- _Job_
According to the adjudication decision, on what date did the complainant start working for the respondent as a shop assistant?

- _Source extract_

────────

ADJUDICATION OFFICER DECISION
Adjudication Reference:
Parties:
| Complainant | Respondent |
Anonymised Parties | A Shop Assistant | A Shop Owner |
Representatives |
|
Complaints:
Act | Complaint/Dispute Reference No. | Date of Receipt |
CA-00028103-001 | ||
CA-00028103-002 | ||
CA-00028103-003 | ||
CA-00028103-004 | ||
CA-00028103-005 | ||
CA-00028103-006 |
Date of Adjudication Hearing:
Workplace Relations Commission Adjudication Officer:
Procedure:
In accordance with Section 41 of the Workplace Relations Act, 2015 and Section 39 of the Redundancy Payments Acts 1967 - 2014 and Section 8 of the Unfair Dismissals Acts, 1977 - 2015,following the referral of the complaint(s)/dispute(s) to me by the Director General, I inquired into the complaints / disputes and gave the parties an opportunity to be heard by me and to present to me any evidence relevant to the complaints / disputes.
Background:
The complainant commenced employment as a shop assistant with the respondent on 17th May 2013. The complainant lodged a complaint with the WRC on 30th April 2019. At the outset of the hearing it became apparent that the name of the respondent initially used by the complainant when filling out the complaint form was incorrect. The respondent was agreeable that the name should be amended. |
CA-00021803-001 Complaint under the Redundancy Payments Act, 1967.

────────

(Element box records)
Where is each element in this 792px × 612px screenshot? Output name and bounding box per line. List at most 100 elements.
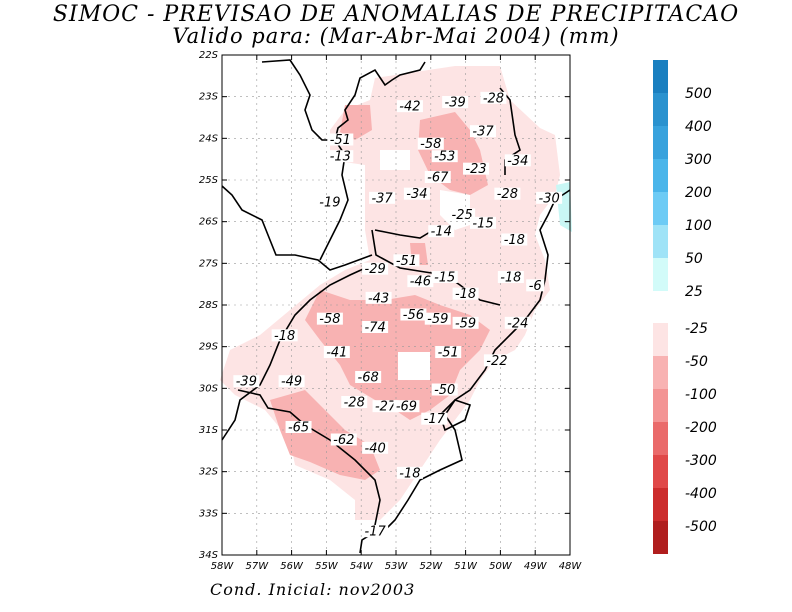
colorbar-label: 500	[685, 86, 712, 102]
contour-label-bg	[463, 162, 490, 175]
contour-label: -18	[399, 466, 420, 481]
contour-label-bg	[271, 329, 298, 342]
contour-label-bg	[316, 312, 343, 325]
contour-label-bg	[452, 316, 479, 329]
contour-label-bg	[421, 412, 448, 425]
colorbar-label: -100	[685, 387, 717, 403]
contour-label: -30	[539, 191, 560, 206]
initial-condition-label: Cond. Inicial: nov2003	[210, 580, 416, 599]
contour-label-bg	[431, 271, 458, 283]
colorbar: 500 400 300 200 100 50 25 -25 -50 -100 -200 -300 -40…	[653, 60, 717, 554]
lon-tick-label: 57W	[245, 561, 269, 572]
lat-tick-label: 30S	[199, 383, 219, 394]
contour-label: -17	[365, 525, 387, 540]
lat-tick-label: 23S	[199, 92, 219, 103]
contour-label-bg	[526, 279, 545, 292]
contour-label-bg	[494, 187, 521, 200]
contour-label-bg	[501, 233, 528, 246]
contour-label-bg	[285, 421, 312, 433]
contour-label-bg	[470, 125, 496, 138]
contour-label-bg	[504, 316, 531, 329]
colorbar-swatch	[653, 422, 668, 455]
contour-label: -15	[434, 271, 455, 286]
contour-label: -62	[333, 433, 354, 448]
lon-tick-label: 49W	[524, 561, 548, 572]
contour-label: -23	[465, 162, 486, 177]
contour-label-bg	[435, 346, 462, 358]
colorbar-label: -25	[685, 321, 708, 337]
contour-label-bg	[431, 150, 458, 163]
contour-label-bg	[396, 100, 423, 113]
lon-tick-label: 58W	[211, 561, 235, 572]
contour-label: -40	[365, 441, 386, 456]
colorbar-swatch	[653, 356, 668, 389]
contour-label: -34	[507, 154, 528, 169]
contour-label-bg	[393, 254, 420, 267]
border-paraguay-north	[261, 59, 426, 141]
colorbar-label: -50	[685, 354, 708, 370]
map-title: SIMOC - PREVISAO DE ANOMALIAS DE PRECIPI…	[52, 2, 740, 27]
lat-tick-label: 26S	[199, 217, 219, 228]
colorbar-swatch	[653, 93, 668, 126]
lat-tick-label: 24S	[199, 133, 219, 144]
contour-label-bg	[369, 191, 396, 204]
grid	[222, 55, 570, 555]
colorbar-swatch	[653, 389, 668, 422]
lagoa	[439, 399, 472, 432]
contour-label-bg	[424, 312, 451, 325]
contour-label: -42	[399, 100, 420, 115]
lon-tick-label: 54W	[350, 561, 374, 572]
contour-label-bg	[442, 96, 469, 108]
contour-label-bg	[372, 400, 399, 413]
lat-tick-label: 34S	[199, 550, 219, 561]
colorbar-label: -200	[685, 420, 717, 436]
colorbar-label: 300	[685, 152, 712, 168]
lat-tick-label: 32S	[199, 467, 219, 478]
contour-label-bg	[327, 150, 354, 163]
contour-label: -69	[396, 400, 417, 415]
contour-label-bg	[362, 262, 389, 275]
contour-label-bg	[393, 400, 420, 413]
colorbar-label: -400	[685, 486, 717, 502]
colorbar-label: 50	[685, 251, 703, 267]
blank-north	[380, 150, 410, 170]
contour-label: -43	[368, 291, 389, 306]
longitude-ticks: 58W 57W 56W 55W 54W 53W 52W 51W 50W 49W 48W	[211, 55, 582, 572]
contour-label: -56	[403, 308, 424, 323]
contour-label: -65	[288, 421, 309, 436]
contour-label: -41	[326, 346, 347, 361]
lon-tick-label: 52W	[419, 561, 443, 572]
contour-label-bg	[396, 466, 423, 479]
latitude-ticks: 22S 23S 24S 25S 26S 27S 28S 29S 30S 31S 32S 33S 34S	[199, 50, 570, 561]
colorbar-swatch	[653, 126, 668, 159]
lon-tick-label: 50W	[489, 561, 513, 572]
contour-label: -24	[507, 316, 528, 331]
contour-label-bg	[362, 525, 389, 538]
contour-label: -22	[486, 354, 507, 369]
contour-label: -28	[344, 396, 365, 411]
contour-label-bg	[341, 396, 368, 408]
contour-label: -74	[365, 321, 386, 336]
contour-label-bg	[365, 291, 392, 304]
contour-label-bg	[362, 441, 389, 454]
colorbar-label: 200	[685, 185, 712, 201]
shade-minus50-nw	[340, 105, 372, 140]
colorbar-label: 25	[685, 284, 703, 300]
colorbar-swatch	[653, 258, 668, 291]
contour-label-bg	[407, 275, 434, 288]
lon-tick-label: 53W	[385, 561, 409, 572]
contour-label-bg	[424, 171, 451, 183]
lat-tick-label: 27S	[199, 258, 219, 269]
blank-central	[398, 352, 430, 380]
contour-label: -51	[396, 254, 417, 269]
colorbar-swatch	[653, 60, 668, 93]
contour-label: -18	[504, 233, 525, 248]
contour-label: -68	[358, 371, 379, 386]
contour-label-bg	[233, 375, 260, 388]
border-uruguay	[237, 389, 381, 526]
colorbar-swatch	[653, 455, 668, 488]
contour-label-bg	[470, 216, 496, 229]
lon-tick-label: 55W	[315, 561, 339, 572]
border-argentina-west	[221, 185, 373, 271]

────────

- _Completed task_
17th May 2013